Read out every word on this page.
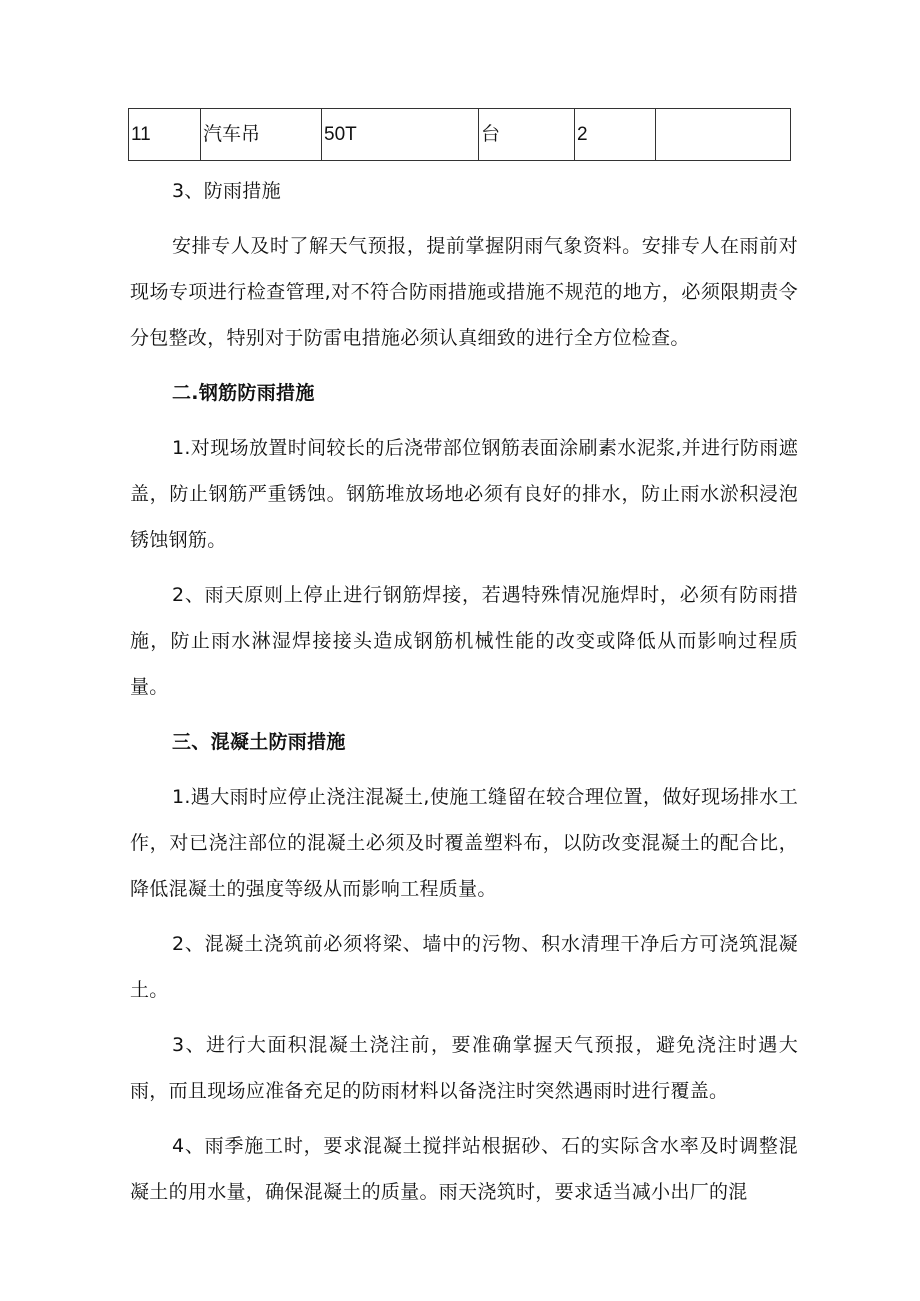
11	汽车吊	50T	台	2	

3、防雨措施

安排专人及时了解天气预报，提前掌握阴雨气象资料。安排专人在雨前对现场专项进行检查管理,对不符合防雨措施或措施不规范的地方，必须限期责令分包整改，特别对于防雷电措施必须认真细致的进行全方位检查。

二.钢筋防雨措施

1.对现场放置时间较长的后浇带部位钢筋表面涂刷素水泥浆,并进行防雨遮盖，防止钢筋严重锈蚀。钢筋堆放场地必须有良好的排水，防止雨水淤积浸泡锈蚀钢筋。

2、雨天原则上停止进行钢筋焊接，若遇特殊情况施焊时，必须有防雨措施，防止雨水淋湿焊接接头造成钢筋机械性能的改变或降低从而影响过程质量。

三、混凝土防雨措施

1.遇大雨时应停止浇注混凝土,使施工缝留在较合理位置，做好现场排水工作，对已浇注部位的混凝土必须及时覆盖塑料布，以防改变混凝土的配合比，降低混凝土的强度等级从而影响工程质量。

2、混凝土浇筑前必须将梁、墙中的污物、积水清理干净后方可浇筑混凝土。

3、进行大面积混凝土浇注前，要准确掌握天气预报，避免浇注时遇大雨，而且现场应准备充足的防雨材料以备浇注时突然遇雨时进行覆盖。

4、雨季施工时，要求混凝土搅拌站根据砂、石的实际含水率及时调整混凝土的用水量，确保混凝土的质量。雨天浇筑时，要求适当减小出厂的混
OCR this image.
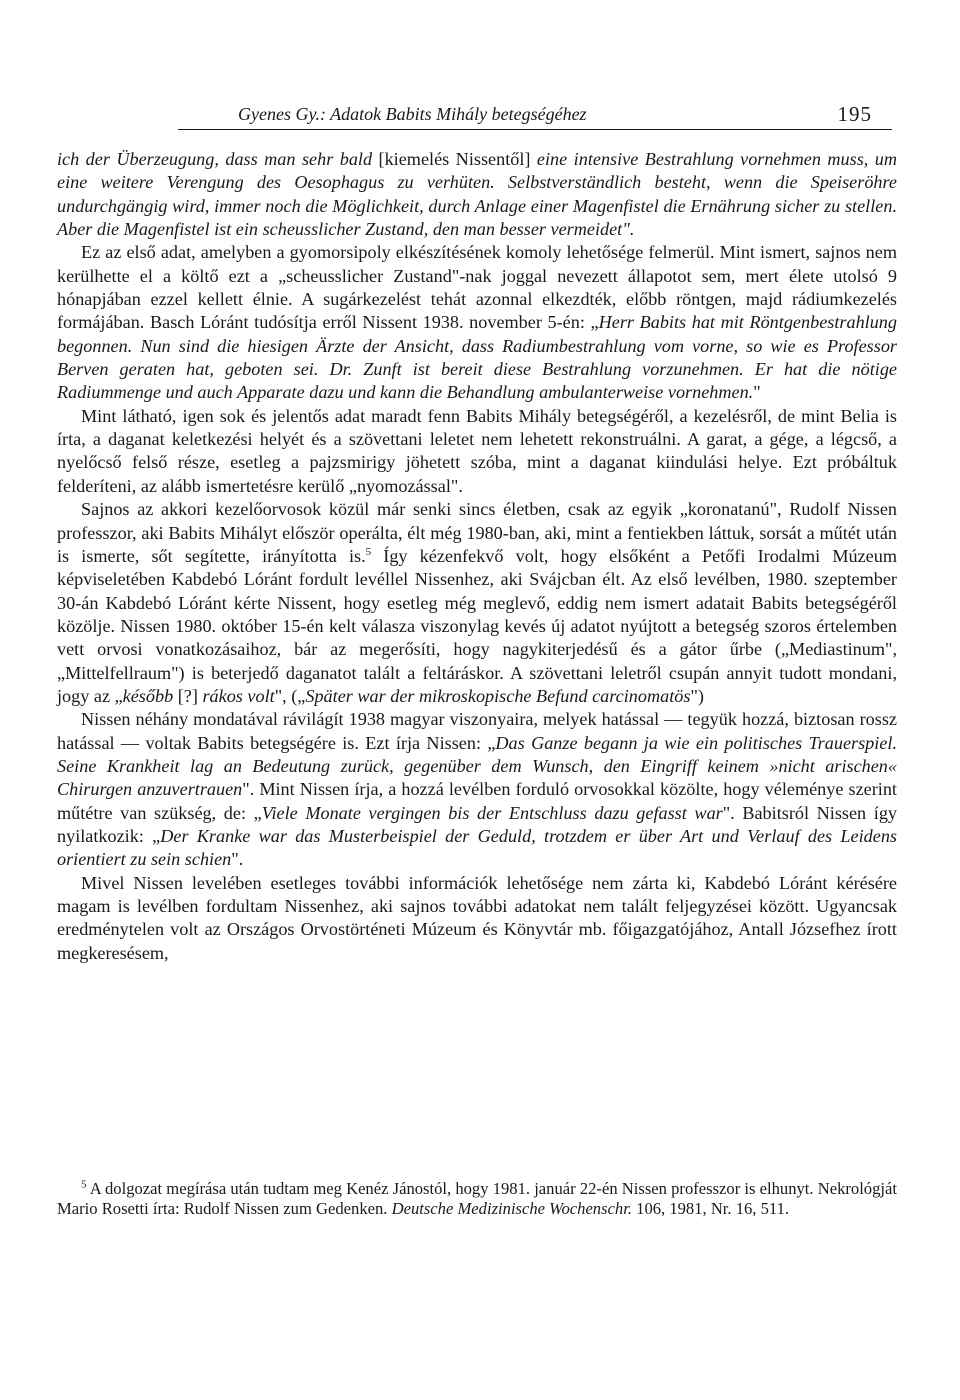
Gyenes Gy.: Adatok Babits Mihály betegségéhez	195

ich der Überzeugung, dass man sehr bald [kiemelés Nissentől] eine intensive Bestrahlung vornehmen muss, um eine weitere Verengung des Oesophagus zu verhüten. Selbstverständlich besteht, wenn die Speiseröhre undurchgängig wird, immer noch die Möglichkeit, durch Anlage einer Magenfistel die Ernährung sicher zu stellen. Aber die Magenfistel ist ein scheusslicher Zustand, den man besser vermeidet".

Ez az első adat, amelyben a gyomorsipoly elkészítésének komoly lehetősége felmerül. Mint ismert, sajnos nem kerülhette el a költő ezt a „scheusslicher Zustand"-nak joggal nevezett állapotot sem, mert élete utolsó 9 hónapjában ezzel kellett élnie. A sugárkezelést tehát azonnal elkezdték, előbb röntgen, majd rádiumkezelés formájában. Basch Lóránt tudósítja erről Nissent 1938. november 5-én: „Herr Babits hat mit Röntgenbestrahlung begonnen. Nun sind die hiesigen Ärzte der Ansicht, dass Radiumbestrahlung vom vorne, so wie es Professor Berven geraten hat, geboten sei. Dr. Zunft ist bereit diese Bestrahlung vorzunehmen. Er hat die nötige Radiummenge und auch Apparate dazu und kann die Behandlung ambulanterweise vornehmen."

Mint látható, igen sok és jelentős adat maradt fenn Babits Mihály betegségéről, a kezelésről, de mint Belia is írta, a daganat keletkezési helyét és a szövettani leletet nem lehetett rekonstruálni. A garat, a gége, a légcső, a nyelőcső felső része, esetleg a pajzsmirigy jöhetett szóba, mint a daganat kiindulási helye. Ezt próbáltuk felderíteni, az alább ismertetésre kerülő „nyomozással".

Sajnos az akkori kezelőorvosok közül már senki sincs életben, csak az egyik „koronatanú", Rudolf Nissen professzor, aki Babits Mihályt először operálta, élt még 1980-ban, aki, mint a fentiekben láttuk, sorsát a műtét után is ismerte, sőt segítette, irányította is.$^5$ Így kézenfekvő volt, hogy elsőként a Petőfi Irodalmi Múzeum képviseletében Kabdebó Lóránt fordult levéllel Nissenhez, aki Svájcban élt. Az első levélben, 1980. szeptember 30-án Kabdebó Lóránt kérte Nissent, hogy esetleg még meglevő, eddig nem ismert adatait Babits betegségéről közölje. Nissen 1980. október 15-én kelt válasza viszonylag kevés új adatot nyújtott a betegség szoros értelemben vett orvosi vonatkozásaihoz, bár az megerősíti, hogy nagykiterjedésű és a gátor űrbe („Mediastinum", „Mittelfellraum") is beterjedő daganatot talált a feltáráskor. A szövettani leletről csupán annyit tudott mondani, jogy az „később [?] rákos volt", („Später war der mikroskopische Befund carcinomatös")

Nissen néhány mondatával rávilágít 1938 magyar viszonyaira, melyek hatással — tegyük hozzá, biztosan rossz hatással — voltak Babits betegségére is. Ezt írja Nissen: „Das Ganze begann ja wie ein politisches Trauerspiel. Seine Krankheit lag an Bedeutung zurück, gegenüber dem Wunsch, den Eingriff keinem »nicht arischen« Chirurgen anzuvertrauen". Mint Nissen írja, a hozzá levélben forduló orvosokkal közölte, hogy véleménye szerint műtétre van szükség, de: „Viele Monate vergingen bis der Entschluss dazu gefasst war". Babitsról Nissen így nyilatkozik: „Der Kranke war das Musterbeispiel der Geduld, trotzdem er über Art und Verlauf des Leidens orientiert zu sein schien".

Mivel Nissen levelében esetleges további információk lehetősége nem zárta ki, Kabdebó Lóránt kérésére magam is levélben fordultam Nissenhez, aki sajnos további adatokat nem talált feljegyzései között. Ugyancsak eredménytelen volt az Országos Orvostörténeti Múzeum és Könyvtár mb. főigazgatójához, Antall Józsefhez írott megkeresésem,

$^5$ A dolgozat megírása után tudtam meg Kenéz Jánostól, hogy 1981. január 22-én Nissen professzor is elhunyt. Nekrológját Mario Rosetti írta: Rudolf Nissen zum Gedenken. Deutsche Medizinische Wochenschr. 106, 1981, Nr. 16, 511.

_TASK INSTRUCTIONS_
Repeat the records above exactly, leaving out the pictures.

_RESULT OF THIS EXERCISE_
Read out every word on this page.
11	汽车吊	50T	台	2	

3、防雨措施

安排专人及时了解天气预报，提前掌握阴雨气象资料。安排专人在雨前对现场专项进行检查管理,对不符合防雨措施或措施不规范的地方，必须限期责令分包整改，特别对于防雷电措施必须认真细致的进行全方位检查。

二.钢筋防雨措施

1.对现场放置时间较长的后浇带部位钢筋表面涂刷素水泥浆,并进行防雨遮盖，防止钢筋严重锈蚀。钢筋堆放场地必须有良好的排水，防止雨水淤积浸泡锈蚀钢筋。

2、雨天原则上停止进行钢筋焊接，若遇特殊情况施焊时，必须有防雨措施，防止雨水淋湿焊接接头造成钢筋机械性能的改变或降低从而影响过程质量。

三、混凝土防雨措施

1.遇大雨时应停止浇注混凝土,使施工缝留在较合理位置，做好现场排水工作，对已浇注部位的混凝土必须及时覆盖塑料布，以防改变混凝土的配合比，降低混凝土的强度等级从而影响工程质量。

2、混凝土浇筑前必须将梁、墙中的污物、积水清理干净后方可浇筑混凝土。

3、进行大面积混凝土浇注前，要准确掌握天气预报，避免浇注时遇大雨，而且现场应准备充足的防雨材料以备浇注时突然遇雨时进行覆盖。

4、雨季施工时，要求混凝土搅拌站根据砂、石的实际含水率及时调整混凝土的用水量，确保混凝土的质量。雨天浇筑时，要求适当减小出厂的混
OCR this image.
Gyenes Gy.: Adatok Babits Mihály betegségéhez	195

ich der Überzeugung, dass man sehr bald [kiemelés Nissentől] eine intensive Bestrahlung vornehmen muss, um eine weitere Verengung des Oesophagus zu verhüten. Selbstverständlich besteht, wenn die Speiseröhre undurchgängig wird, immer noch die Möglichkeit, durch Anlage einer Magenfistel die Ernährung sicher zu stellen. Aber die Magenfistel ist ein scheusslicher Zustand, den man besser vermeidet".

Ez az első adat, amelyben a gyomorsipoly elkészítésének komoly lehetősége felmerül. Mint ismert, sajnos nem kerülhette el a költő ezt a „scheusslicher Zustand"-nak joggal nevezett állapotot sem, mert élete utolsó 9 hónapjában ezzel kellett élnie. A sugárkezelést tehát azonnal elkezdték, előbb röntgen, majd rádiumkezelés formájában. Basch Lóránt tudósítja erről Nissent 1938. november 5-én: „Herr Babits hat mit Röntgenbestrahlung begonnen. Nun sind die hiesigen Ärzte der Ansicht, dass Radiumbestrahlung vom vorne, so wie es Professor Berven geraten hat, geboten sei. Dr. Zunft ist bereit diese Bestrahlung vorzunehmen. Er hat die nötige Radiummenge und auch Apparate dazu und kann die Behandlung ambulanterweise vornehmen."

Mint látható, igen sok és jelentős adat maradt fenn Babits Mihály betegségéről, a kezelésről, de mint Belia is írta, a daganat keletkezési helyét és a szövettani leletet nem lehetett rekonstruálni. A garat, a gége, a légcső, a nyelőcső felső része, esetleg a pajzsmirigy jöhetett szóba, mint a daganat kiindulási helye. Ezt próbáltuk felderíteni, az alább ismertetésre kerülő „nyomozással".

Sajnos az akkori kezelőorvosok közül már senki sincs életben, csak az egyik „koronatanú", Rudolf Nissen professzor, aki Babits Mihályt először operálta, élt még 1980-ban, aki, mint a fentiekben láttuk, sorsát a műtét után is ismerte, sőt segítette, irányította is.$^5$ Így kézenfekvő volt, hogy elsőként a Petőfi Irodalmi Múzeum képviseletében Kabdebó Lóránt fordult levéllel Nissenhez, aki Svájcban élt. Az első levélben, 1980. szeptember 30-án Kabdebó Lóránt kérte Nissent, hogy esetleg még meglevő, eddig nem ismert adatait Babits betegségéről közölje. Nissen 1980. október 15-én kelt válasza viszonylag kevés új adatot nyújtott a betegség szoros értelemben vett orvosi vonatkozásaihoz, bár az megerősíti, hogy nagykiterjedésű és a gátor űrbe („Mediastinum", „Mittelfellraum") is beterjedő daganatot talált a feltáráskor. A szövettani leletről csupán annyit tudott mondani, jogy az „később [?] rákos volt", („Später war der mikroskopische Befund carcinomatös")

Nissen néhány mondatával rávilágít 1938 magyar viszonyaira, melyek hatással — tegyük hozzá, biztosan rossz hatással — voltak Babits betegségére is. Ezt írja Nissen: „Das Ganze begann ja wie ein politisches Trauerspiel. Seine Krankheit lag an Bedeutung zurück, gegenüber dem Wunsch, den Eingriff keinem »nicht arischen« Chirurgen anzuvertrauen". Mint Nissen írja, a hozzá levélben forduló orvosokkal közölte, hogy véleménye szerint műtétre van szükség, de: „Viele Monate vergingen bis der Entschluss dazu gefasst war". Babitsról Nissen így nyilatkozik: „Der Kranke war das Musterbeispiel der Geduld, trotzdem er über Art und Verlauf des Leidens orientiert zu sein schien".

Mivel Nissen levelében esetleges további információk lehetősége nem zárta ki, Kabdebó Lóránt kérésére magam is levélben fordultam Nissenhez, aki sajnos további adatokat nem talált feljegyzései között. Ugyancsak eredménytelen volt az Országos Orvostörténeti Múzeum és Könyvtár mb. főigazgatójához, Antall Józsefhez írott megkeresésem,

$^5$ A dolgozat megírása után tudtam meg Kenéz Jánostól, hogy 1981. január 22-én Nissen professzor is elhunyt. Nekrológját Mario Rosetti írta: Rudolf Nissen zum Gedenken. Deutsche Medizinische Wochenschr. 106, 1981, Nr. 16, 511.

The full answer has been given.